To do: All material below is to be reproduced exactly.

----

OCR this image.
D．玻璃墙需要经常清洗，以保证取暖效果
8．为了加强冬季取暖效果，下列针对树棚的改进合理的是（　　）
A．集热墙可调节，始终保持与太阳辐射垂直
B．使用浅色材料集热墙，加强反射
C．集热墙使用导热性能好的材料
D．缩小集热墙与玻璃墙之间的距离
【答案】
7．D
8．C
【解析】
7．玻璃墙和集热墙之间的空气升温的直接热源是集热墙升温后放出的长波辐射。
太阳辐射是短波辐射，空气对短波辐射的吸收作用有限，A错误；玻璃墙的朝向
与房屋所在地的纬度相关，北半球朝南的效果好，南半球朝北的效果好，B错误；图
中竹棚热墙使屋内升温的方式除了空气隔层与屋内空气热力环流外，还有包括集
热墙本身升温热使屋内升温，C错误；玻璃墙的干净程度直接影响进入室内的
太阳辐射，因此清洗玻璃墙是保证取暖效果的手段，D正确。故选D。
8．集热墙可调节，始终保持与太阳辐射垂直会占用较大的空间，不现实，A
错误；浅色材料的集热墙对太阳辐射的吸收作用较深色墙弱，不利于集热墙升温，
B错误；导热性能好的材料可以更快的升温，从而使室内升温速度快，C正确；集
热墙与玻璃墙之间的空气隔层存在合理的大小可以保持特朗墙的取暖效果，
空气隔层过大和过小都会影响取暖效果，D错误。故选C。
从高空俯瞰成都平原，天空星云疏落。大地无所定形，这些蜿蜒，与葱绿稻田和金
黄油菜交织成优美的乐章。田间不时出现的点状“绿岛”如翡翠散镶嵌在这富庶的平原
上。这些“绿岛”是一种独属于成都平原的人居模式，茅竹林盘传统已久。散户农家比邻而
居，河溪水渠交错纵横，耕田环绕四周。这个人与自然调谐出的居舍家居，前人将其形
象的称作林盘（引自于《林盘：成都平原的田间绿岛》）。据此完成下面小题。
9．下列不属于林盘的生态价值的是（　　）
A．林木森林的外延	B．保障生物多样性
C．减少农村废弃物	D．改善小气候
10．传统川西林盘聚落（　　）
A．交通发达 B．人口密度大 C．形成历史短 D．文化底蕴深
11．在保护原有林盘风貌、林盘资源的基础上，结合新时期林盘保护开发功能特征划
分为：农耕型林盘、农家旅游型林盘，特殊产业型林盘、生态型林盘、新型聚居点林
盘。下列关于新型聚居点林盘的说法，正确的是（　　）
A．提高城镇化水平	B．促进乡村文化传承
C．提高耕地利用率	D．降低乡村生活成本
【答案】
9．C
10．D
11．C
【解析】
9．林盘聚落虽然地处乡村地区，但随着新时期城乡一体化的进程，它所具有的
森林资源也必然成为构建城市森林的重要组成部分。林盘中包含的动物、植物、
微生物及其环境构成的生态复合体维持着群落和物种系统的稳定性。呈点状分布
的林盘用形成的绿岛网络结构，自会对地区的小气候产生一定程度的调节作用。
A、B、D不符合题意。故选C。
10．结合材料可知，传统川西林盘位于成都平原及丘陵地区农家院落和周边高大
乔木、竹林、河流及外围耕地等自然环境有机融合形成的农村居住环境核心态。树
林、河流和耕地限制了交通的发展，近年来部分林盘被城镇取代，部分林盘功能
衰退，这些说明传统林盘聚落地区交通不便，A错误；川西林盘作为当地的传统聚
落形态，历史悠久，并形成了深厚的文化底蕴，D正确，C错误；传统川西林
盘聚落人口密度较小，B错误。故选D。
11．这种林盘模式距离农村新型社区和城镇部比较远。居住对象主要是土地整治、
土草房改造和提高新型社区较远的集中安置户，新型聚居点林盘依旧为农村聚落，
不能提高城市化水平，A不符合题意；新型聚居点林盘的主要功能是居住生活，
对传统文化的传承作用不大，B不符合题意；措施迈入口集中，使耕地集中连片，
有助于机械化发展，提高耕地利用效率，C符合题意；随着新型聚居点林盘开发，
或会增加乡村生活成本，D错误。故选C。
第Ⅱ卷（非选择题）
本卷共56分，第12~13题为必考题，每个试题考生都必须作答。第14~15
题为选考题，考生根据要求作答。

----

Finished exercise:
OCR this image.
D．玻璃墙需要经常清洗，以保证取暖效果
8．为了加强冬季取暖效果，下列针对树棚的改进合理的是（　　）
A．集热墙可调节，始终保持与太阳辐射垂直
B．使用浅色材料集热墙，加强反射
C．集热墙使用导热性能好的材料
D．缩小集热墙与玻璃墙之间的距离
【答案】
7．D
8．C
【解析】
7．玻璃墙和集热墙之间的空气升温的直接热源是集热墙升温后放出的长波辐射。
太阳辐射是短波辐射，空气对短波辐射的吸收作用有限，A错误；玻璃墙的朝向
与房屋所在地的纬度相关，北半球朝南的效果好，南半球朝北的效果好，B错误；图
中竹棚热墙使屋内升温的方式除了空气隔层与屋内空气热力环流外，还有包括集
热墙本身升温热使屋内升温，C错误；玻璃墙的干净程度直接影响进入室内的
太阳辐射，因此清洗玻璃墙是保证取暖效果的手段，D正确。故选D。
8．集热墙可调节，始终保持与太阳辐射垂直会占用较大的空间，不现实，A
错误；浅色材料的集热墙对太阳辐射的吸收作用较深色墙弱，不利于集热墙升温，
B错误；导热性能好的材料可以更快的升温，从而使室内升温速度快，C正确；集
热墙与玻璃墙之间的空气隔层存在合理的大小可以保持特朗墙的取暖效果，
空气隔层过大和过小都会影响取暖效果，D错误。故选C。
从高空俯瞰成都平原，天空星云疏落。大地无所定形，这些蜿蜒，与葱绿稻田和金
黄油菜交织成优美的乐章。田间不时出现的点状“绿岛”如翡翠散镶嵌在这富庶的平原
上。这些“绿岛”是一种独属于成都平原的人居模式，茅竹林盘传统已久。散户农家比邻而
居，河溪水渠交错纵横，耕田环绕四周。这个人与自然调谐出的居舍家居，前人将其形
象的称作林盘（引自于《林盘：成都平原的田间绿岛》）。据此完成下面小题。
9．下列不属于林盘的生态价值的是（　　）
A．林木森林的外延	B．保障生物多样性
C．减少农村废弃物	D．改善小气候
10．传统川西林盘聚落（　　）
A．交通发达 B．人口密度大 C．形成历史短 D．文化底蕴深
11．在保护原有林盘风貌、林盘资源的基础上，结合新时期林盘保护开发功能特征划
分为：农耕型林盘、农家旅游型林盘，特殊产业型林盘、生态型林盘、新型聚居点林
盘。下列关于新型聚居点林盘的说法，正确的是（　　）
A．提高城镇化水平	B．促进乡村文化传承
C．提高耕地利用率	D．降低乡村生活成本
【答案】
9．C
10．D
11．C
【解析】
9．林盘聚落虽然地处乡村地区，但随着新时期城乡一体化的进程，它所具有的
森林资源也必然成为构建城市森林的重要组成部分。林盘中包含的动物、植物、
微生物及其环境构成的生态复合体维持着群落和物种系统的稳定性。呈点状分布
的林盘用形成的绿岛网络结构，自会对地区的小气候产生一定程度的调节作用。
A、B、D不符合题意。故选C。
10．结合材料可知，传统川西林盘位于成都平原及丘陵地区农家院落和周边高大
乔木、竹林、河流及外围耕地等自然环境有机融合形成的农村居住环境核心态。树
林、河流和耕地限制了交通的发展，近年来部分林盘被城镇取代，部分林盘功能
衰退，这些说明传统林盘聚落地区交通不便，A错误；川西林盘作为当地的传统聚
落形态，历史悠久，并形成了深厚的文化底蕴，D正确，C错误；传统川西林
盘聚落人口密度较小，B错误。故选D。
11．这种林盘模式距离农村新型社区和城镇部比较远。居住对象主要是土地整治、
土草房改造和提高新型社区较远的集中安置户，新型聚居点林盘依旧为农村聚落，
不能提高城市化水平，A不符合题意；新型聚居点林盘的主要功能是居住生活，
对传统文化的传承作用不大，B不符合题意；措施迈入口集中，使耕地集中连片，
有助于机械化发展，提高耕地利用效率，C符合题意；随着新型聚居点林盘开发，
或会增加乡村生活成本，D错误。故选C。
第Ⅱ卷（非选择题）
本卷共56分，第12~13题为必考题，每个试题考生都必须作答。第14~15
题为选考题，考生根据要求作答。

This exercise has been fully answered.